Exercise aim –
Print every line of the listing exactly, please.

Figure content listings

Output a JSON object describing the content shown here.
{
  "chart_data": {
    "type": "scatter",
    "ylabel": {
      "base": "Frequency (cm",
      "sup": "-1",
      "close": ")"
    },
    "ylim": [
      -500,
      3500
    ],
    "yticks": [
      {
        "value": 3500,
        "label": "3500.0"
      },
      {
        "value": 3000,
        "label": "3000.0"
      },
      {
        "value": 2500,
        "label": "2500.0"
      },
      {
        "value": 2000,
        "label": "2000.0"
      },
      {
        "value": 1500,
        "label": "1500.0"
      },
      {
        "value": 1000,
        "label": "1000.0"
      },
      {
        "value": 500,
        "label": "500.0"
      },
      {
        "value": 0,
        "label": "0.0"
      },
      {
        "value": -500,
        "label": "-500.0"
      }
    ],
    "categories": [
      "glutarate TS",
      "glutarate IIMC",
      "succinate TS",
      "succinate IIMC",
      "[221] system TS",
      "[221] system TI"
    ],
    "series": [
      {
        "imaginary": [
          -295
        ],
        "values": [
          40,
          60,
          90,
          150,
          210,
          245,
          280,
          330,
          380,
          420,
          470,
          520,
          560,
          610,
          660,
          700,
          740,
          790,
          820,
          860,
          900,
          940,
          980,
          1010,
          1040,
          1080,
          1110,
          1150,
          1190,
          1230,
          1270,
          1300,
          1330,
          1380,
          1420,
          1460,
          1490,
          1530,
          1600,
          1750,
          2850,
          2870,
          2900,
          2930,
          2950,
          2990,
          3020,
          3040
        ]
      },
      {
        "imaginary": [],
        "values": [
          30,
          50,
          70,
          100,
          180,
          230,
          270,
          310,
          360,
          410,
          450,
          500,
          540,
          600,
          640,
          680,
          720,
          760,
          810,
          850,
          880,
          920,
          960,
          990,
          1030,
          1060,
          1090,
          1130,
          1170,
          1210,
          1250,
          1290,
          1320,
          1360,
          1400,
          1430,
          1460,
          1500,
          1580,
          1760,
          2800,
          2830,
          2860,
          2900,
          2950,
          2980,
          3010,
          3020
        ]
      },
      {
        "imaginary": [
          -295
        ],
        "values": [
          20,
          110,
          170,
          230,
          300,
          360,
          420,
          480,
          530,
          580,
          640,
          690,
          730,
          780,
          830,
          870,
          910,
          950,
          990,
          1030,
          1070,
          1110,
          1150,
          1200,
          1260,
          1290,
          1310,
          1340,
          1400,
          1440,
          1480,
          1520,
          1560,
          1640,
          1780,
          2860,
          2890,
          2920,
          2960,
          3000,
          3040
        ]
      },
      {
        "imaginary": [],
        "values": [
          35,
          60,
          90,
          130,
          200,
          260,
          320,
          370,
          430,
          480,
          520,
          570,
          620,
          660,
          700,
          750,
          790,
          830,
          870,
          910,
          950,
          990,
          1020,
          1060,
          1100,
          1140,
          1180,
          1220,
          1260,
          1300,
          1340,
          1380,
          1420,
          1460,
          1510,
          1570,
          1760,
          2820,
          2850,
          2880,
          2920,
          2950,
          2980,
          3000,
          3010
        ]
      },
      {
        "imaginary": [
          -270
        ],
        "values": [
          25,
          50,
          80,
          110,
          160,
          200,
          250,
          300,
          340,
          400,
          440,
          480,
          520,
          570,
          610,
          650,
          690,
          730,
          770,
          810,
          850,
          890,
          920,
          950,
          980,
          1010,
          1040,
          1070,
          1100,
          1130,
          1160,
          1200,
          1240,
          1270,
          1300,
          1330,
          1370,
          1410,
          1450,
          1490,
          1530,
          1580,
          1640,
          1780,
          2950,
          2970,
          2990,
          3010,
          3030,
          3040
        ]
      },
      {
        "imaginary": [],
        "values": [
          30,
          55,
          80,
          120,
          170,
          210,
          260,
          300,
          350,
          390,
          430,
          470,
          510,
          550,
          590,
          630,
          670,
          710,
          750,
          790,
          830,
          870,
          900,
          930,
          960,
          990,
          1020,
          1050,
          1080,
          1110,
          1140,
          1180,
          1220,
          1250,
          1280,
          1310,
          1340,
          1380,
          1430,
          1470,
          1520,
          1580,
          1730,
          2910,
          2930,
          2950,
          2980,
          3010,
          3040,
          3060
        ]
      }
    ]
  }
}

The completed task –
Output a JSON object describing the content shown here.
{
  "chart_data": {
    "type": "scatter",
    "ylabel": {
      "base": "Frequency (cm",
      "sup": "-1",
      "close": ")"
    },
    "ylim": [
      -500,
      3500
    ],
    "yticks": [
      {
        "value": 3500,
        "label": "3500.0"
      },
      {
        "value": 3000,
        "label": "3000.0"
      },
      {
        "value": 2500,
        "label": "2500.0"
      },
      {
        "value": 2000,
        "label": "2000.0"
      },
      {
        "value": 1500,
        "label": "1500.0"
      },
      {
        "value": 1000,
        "label": "1000.0"
      },
      {
        "value": 500,
        "label": "500.0"
      },
      {
        "value": 0,
        "label": "0.0"
      },
      {
        "value": -500,
        "label": "-500.0"
      }
    ],
    "categories": [
      "glutarate TS",
      "glutarate IIMC",
      "succinate TS",
      "succinate IIMC",
      "[221] system TS",
      "[221] system TI"
    ],
    "series": [
      {
        "imaginary": [
          -295
        ],
        "values": [
          40,
          60,
          90,
          150,
          210,
          245,
          280,
          330,
          380,
          420,
          470,
          520,
          560,
          610,
          660,
          700,
          740,
          790,
          820,
          860,
          900,
          940,
          980,
          1010,
          1040,
          1080,
          1110,
          1150,
          1190,
          1230,
          1270,
          1300,
          1330,
          1380,
          1420,
          1460,
          1490,
          1530,
          1600,
          1750,
          2850,
          2870,
          2900,
          2930,
          2950,
          2990,
          3020,
          3040
        ]
      },
      {
        "imaginary": [],
        "values": [
          30,
          50,
          70,
          100,
          180,
          230,
          270,
          310,
          360,
          410,
          450,
          500,
          540,
          600,
          640,
          680,
          720,
          760,
          810,
          850,
          880,
          920,
          960,
          990,
          1030,
          1060,
          1090,
          1130,
          1170,
          1210,
          1250,
          1290,
          1320,
          1360,
          1400,
          1430,
          1460,
          1500,
          1580,
          1760,
          2800,
          2830,
          2860,
          2900,
          2950,
          2980,
          3010,
          3020
        ]
      },
      {
        "imaginary": [
          -295
        ],
        "values": [
          20,
          110,
          170,
          230,
          300,
          360,
          420,
          480,
          530,
          580,
          640,
          690,
          730,
          780,
          830,
          870,
          910,
          950,
          990,
          1030,
          1070,
          1110,
          1150,
          1200,
          1260,
          1290,
          1310,
          1340,
          1400,
          1440,
          1480,
          1520,
          1560,
          1640,
          1780,
          2860,
          2890,
          2920,
          2960,
          3000,
          3040
        ]
      },
      {
        "imaginary": [],
        "values": [
          35,
          60,
          90,
          130,
          200,
          260,
          320,
          370,
          430,
          480,
          520,
          570,
          620,
          660,
          700,
          750,
          790,
          830,
          870,
          910,
          950,
          990,
          1020,
          1060,
          1100,
          1140,
          1180,
          1220,
          1260,
          1300,
          1340,
          1380,
          1420,
          1460,
          1510,
          1570,
          1760,
          2820,
          2850,
          2880,
          2920,
          2950,
          2980,
          3000,
          3010
        ]
      },
      {
        "imaginary": [
          -270
        ],
        "values": [
          25,
          50,
          80,
          110,
          160,
          200,
          250,
          300,
          340,
          400,
          440,
          480,
          520,
          570,
          610,
          650,
          690,
          730,
          770,
          810,
          850,
          890,
          920,
          950,
          980,
          1010,
          1040,
          1070,
          1100,
          1130,
          1160,
          1200,
          1240,
          1270,
          1300,
          1330,
          1370,
          1410,
          1450,
          1490,
          1530,
          1580,
          1640,
          1780,
          2950,
          2970,
          2990,
          3010,
          3030,
          3040
        ]
      },
      {
        "imaginary": [],
        "values": [
          30,
          55,
          80,
          120,
          170,
          210,
          260,
          300,
          350,
          390,
          430,
          470,
          510,
          550,
          590,
          630,
          670,
          710,
          750,
          790,
          830,
          870,
          900,
          930,
          960,
          990,
          1020,
          1050,
          1080,
          1110,
          1140,
          1180,
          1220,
          1250,
          1280,
          1310,
          1340,
          1380,
          1430,
          1470,
          1520,
          1580,
          1730,
          2910,
          2930,
          2950,
          2980,
          3010,
          3040,
          3060
        ]
      }
    ]
  }
}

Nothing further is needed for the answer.